- Some records
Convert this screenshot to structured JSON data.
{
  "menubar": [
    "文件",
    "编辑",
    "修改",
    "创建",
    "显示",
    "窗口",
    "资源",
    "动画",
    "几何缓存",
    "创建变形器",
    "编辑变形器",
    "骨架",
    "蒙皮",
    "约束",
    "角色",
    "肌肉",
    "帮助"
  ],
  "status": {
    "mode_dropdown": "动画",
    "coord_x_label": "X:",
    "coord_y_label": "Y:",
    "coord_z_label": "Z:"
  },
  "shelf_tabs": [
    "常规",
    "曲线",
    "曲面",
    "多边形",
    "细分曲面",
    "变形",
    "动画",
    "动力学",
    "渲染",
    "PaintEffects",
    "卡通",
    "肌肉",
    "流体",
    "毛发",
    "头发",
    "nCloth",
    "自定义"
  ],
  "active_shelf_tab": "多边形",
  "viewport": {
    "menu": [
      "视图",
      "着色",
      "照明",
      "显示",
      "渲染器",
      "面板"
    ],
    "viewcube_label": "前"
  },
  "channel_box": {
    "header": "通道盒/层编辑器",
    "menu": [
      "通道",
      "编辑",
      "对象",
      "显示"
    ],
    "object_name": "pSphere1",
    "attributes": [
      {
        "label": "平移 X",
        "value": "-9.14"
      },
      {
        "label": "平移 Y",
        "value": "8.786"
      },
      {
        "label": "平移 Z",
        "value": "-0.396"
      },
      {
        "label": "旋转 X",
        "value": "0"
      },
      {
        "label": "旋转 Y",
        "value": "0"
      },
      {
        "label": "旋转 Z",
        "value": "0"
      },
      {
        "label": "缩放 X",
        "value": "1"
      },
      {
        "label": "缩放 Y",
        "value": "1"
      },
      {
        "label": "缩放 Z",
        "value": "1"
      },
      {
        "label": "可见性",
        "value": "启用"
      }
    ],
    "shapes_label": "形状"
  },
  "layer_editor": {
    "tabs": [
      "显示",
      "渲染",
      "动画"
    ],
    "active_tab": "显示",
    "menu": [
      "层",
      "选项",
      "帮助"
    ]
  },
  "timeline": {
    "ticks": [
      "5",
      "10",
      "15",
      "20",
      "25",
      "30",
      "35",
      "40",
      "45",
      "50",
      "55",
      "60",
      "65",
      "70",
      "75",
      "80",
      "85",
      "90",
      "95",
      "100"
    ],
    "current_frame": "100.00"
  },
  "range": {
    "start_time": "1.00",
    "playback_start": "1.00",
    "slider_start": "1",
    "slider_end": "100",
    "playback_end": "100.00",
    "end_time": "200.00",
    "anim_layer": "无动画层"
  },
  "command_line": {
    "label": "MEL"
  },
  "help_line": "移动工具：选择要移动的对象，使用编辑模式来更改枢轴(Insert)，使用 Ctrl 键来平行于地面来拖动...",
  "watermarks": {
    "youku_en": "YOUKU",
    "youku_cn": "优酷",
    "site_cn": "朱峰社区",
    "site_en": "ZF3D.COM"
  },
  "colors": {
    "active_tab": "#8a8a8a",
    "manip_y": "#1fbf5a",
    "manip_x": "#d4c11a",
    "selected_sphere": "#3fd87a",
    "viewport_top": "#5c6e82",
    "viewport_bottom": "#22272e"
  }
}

- Short problem
Go through the records above and retype each one exactly.

- Response below
Convert this screenshot to structured JSON data.
{
  "menubar": [
    "文件",
    "编辑",
    "修改",
    "创建",
    "显示",
    "窗口",
    "资源",
    "动画",
    "几何缓存",
    "创建变形器",
    "编辑变形器",
    "骨架",
    "蒙皮",
    "约束",
    "角色",
    "肌肉",
    "帮助"
  ],
  "status": {
    "mode_dropdown": "动画",
    "coord_x_label": "X:",
    "coord_y_label": "Y:",
    "coord_z_label": "Z:"
  },
  "shelf_tabs": [
    "常规",
    "曲线",
    "曲面",
    "多边形",
    "细分曲面",
    "变形",
    "动画",
    "动力学",
    "渲染",
    "PaintEffects",
    "卡通",
    "肌肉",
    "流体",
    "毛发",
    "头发",
    "nCloth",
    "自定义"
  ],
  "active_shelf_tab": "多边形",
  "viewport": {
    "menu": [
      "视图",
      "着色",
      "照明",
      "显示",
      "渲染器",
      "面板"
    ],
    "viewcube_label": "前"
  },
  "channel_box": {
    "header": "通道盒/层编辑器",
    "menu": [
      "通道",
      "编辑",
      "对象",
      "显示"
    ],
    "object_name": "pSphere1",
    "attributes": [
      {
        "label": "平移 X",
        "value": "-9.14"
      },
      {
        "label": "平移 Y",
        "value": "8.786"
      },
      {
        "label": "平移 Z",
        "value": "-0.396"
      },
      {
        "label": "旋转 X",
        "value": "0"
      },
      {
        "label": "旋转 Y",
        "value": "0"
      },
      {
        "label": "旋转 Z",
        "value": "0"
      },
      {
        "label": "缩放 X",
        "value": "1"
      },
      {
        "label": "缩放 Y",
        "value": "1"
      },
      {
        "label": "缩放 Z",
        "value": "1"
      },
      {
        "label": "可见性",
        "value": "启用"
      }
    ],
    "shapes_label": "形状"
  },
  "layer_editor": {
    "tabs": [
      "显示",
      "渲染",
      "动画"
    ],
    "active_tab": "显示",
    "menu": [
      "层",
      "选项",
      "帮助"
    ]
  },
  "timeline": {
    "ticks": [
      "5",
      "10",
      "15",
      "20",
      "25",
      "30",
      "35",
      "40",
      "45",
      "50",
      "55",
      "60",
      "65",
      "70",
      "75",
      "80",
      "85",
      "90",
      "95",
      "100"
    ],
    "current_frame": "100.00"
  },
  "range": {
    "start_time": "1.00",
    "playback_start": "1.00",
    "slider_start": "1",
    "slider_end": "100",
    "playback_end": "100.00",
    "end_time": "200.00",
    "anim_layer": "无动画层"
  },
  "command_line": {
    "label": "MEL"
  },
  "help_line": "移动工具：选择要移动的对象，使用编辑模式来更改枢轴(Insert)，使用 Ctrl 键来平行于地面来拖动...",
  "watermarks": {
    "youku_en": "YOUKU",
    "youku_cn": "优酷",
    "site_cn": "朱峰社区",
    "site_en": "ZF3D.COM"
  },
  "colors": {
    "active_tab": "#8a8a8a",
    "manip_y": "#1fbf5a",
    "manip_x": "#d4c11a",
    "selected_sphere": "#3fd87a",
    "viewport_top": "#5c6e82",
    "viewport_bottom": "#22272e"
  }
}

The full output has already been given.